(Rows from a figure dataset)
⁂

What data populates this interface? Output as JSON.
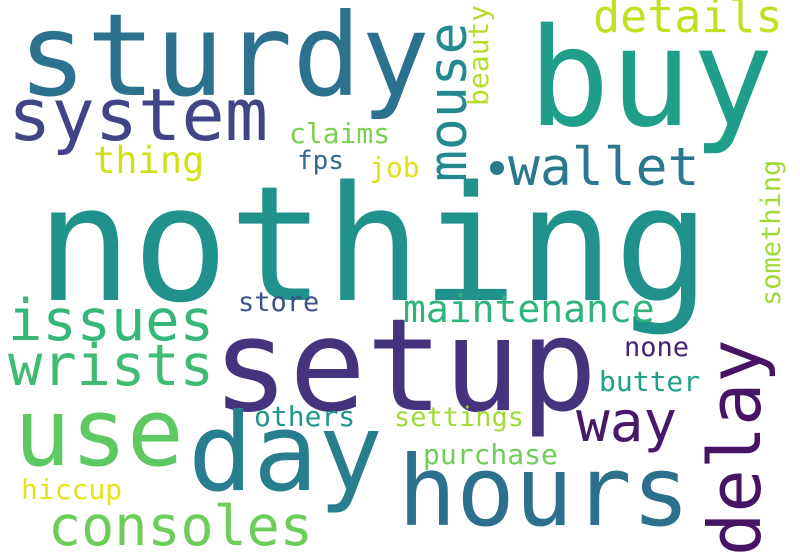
{
  "words": [
    {
      "text": "nothing",
      "color": "#21918c"
    },
    {
      "text": "buy",
      "color": "#1f9e89"
    },
    {
      "text": "sturdy",
      "color": "#2c728e"
    },
    {
      "text": "setup",
      "color": "#46337e"
    },
    {
      "text": "hours",
      "color": "#2d708e"
    },
    {
      "text": "day",
      "color": "#287d8e"
    },
    {
      "text": "use",
      "color": "#5ec962"
    },
    {
      "text": "system",
      "color": "#414487"
    },
    {
      "text": "wallet",
      "color": "#2a788e"
    },
    {
      "text": "mouse",
      "color": "#23898e"
    },
    {
      "text": "details",
      "color": "#c2df23"
    },
    {
      "text": "beauty",
      "color": "#b5de2b"
    },
    {
      "text": "claims",
      "color": "#7ad151"
    },
    {
      "text": "thing",
      "color": "#d0e11c"
    },
    {
      "text": "fps",
      "color": "#31688e"
    },
    {
      "text": "job",
      "color": "#dde318"
    },
    {
      "text": "something",
      "color": "#a0da39"
    },
    {
      "text": "issues",
      "color": "#35b779"
    },
    {
      "text": "wrists",
      "color": "#3fbc73"
    },
    {
      "text": "store",
      "color": "#3b528b"
    },
    {
      "text": "maintenance",
      "color": "#2fb47c"
    },
    {
      "text": "none",
      "color": "#482475"
    },
    {
      "text": "delay",
      "color": "#471365"
    },
    {
      "text": "way",
      "color": "#48186a"
    },
    {
      "text": "butter",
      "color": "#1fa187"
    },
    {
      "text": "settings",
      "color": "#9fda3a"
    },
    {
      "text": "others",
      "color": "#1f988b"
    },
    {
      "text": "purchase",
      "color": "#6ece58"
    },
    {
      "text": "consoles",
      "color": "#6ccd5a"
    },
    {
      "text": "hiccup",
      "color": "#e5e419"
    }
  ]
}
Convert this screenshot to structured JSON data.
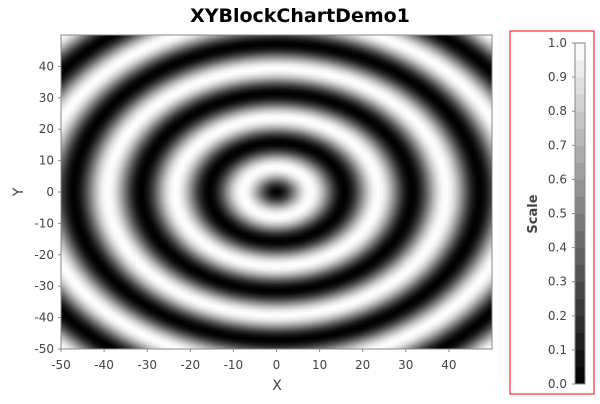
{
  "chart_data": {
    "type": "heatmap",
    "title": "XYBlockChartDemo1",
    "xlabel": "X",
    "ylabel": "Y",
    "xlim": [
      -50,
      50
    ],
    "ylim": [
      -50,
      50
    ],
    "x_ticks": [
      "-50",
      "-40",
      "-30",
      "-20",
      "-10",
      "0",
      "10",
      "20",
      "30",
      "40"
    ],
    "y_ticks": [
      "-50",
      "-40",
      "-30",
      "-20",
      "-10",
      "0",
      "10",
      "20",
      "30",
      "40"
    ],
    "grid": false,
    "block_size": 1,
    "function": "z = sin(sqrt(x^2 + y^2) / 5)^2, so z is the same along each circle around (0,0)",
    "z_range": [
      0,
      1
    ],
    "colormap": "grayscale (0 = black, 1 = white)",
    "colorbar": {
      "title": "Scale",
      "range": [
        0,
        1
      ],
      "ticks": [
        "0.0",
        "0.1",
        "0.2",
        "0.3",
        "0.4",
        "0.5",
        "0.6",
        "0.7",
        "0.8",
        "0.9",
        "1.0"
      ],
      "steps": 20,
      "border_color": "#ff0000",
      "position": "right"
    },
    "colors": {
      "plot_border": "#888888",
      "text": "#444444",
      "title": "#000000"
    }
  }
}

⁂

● Short problem:
Locate the lines above that contain "title" and copy them.

● Written reply:
    "title": "XYBlockChartDemo1",
      "title": "Scale",
      "title": "#000000"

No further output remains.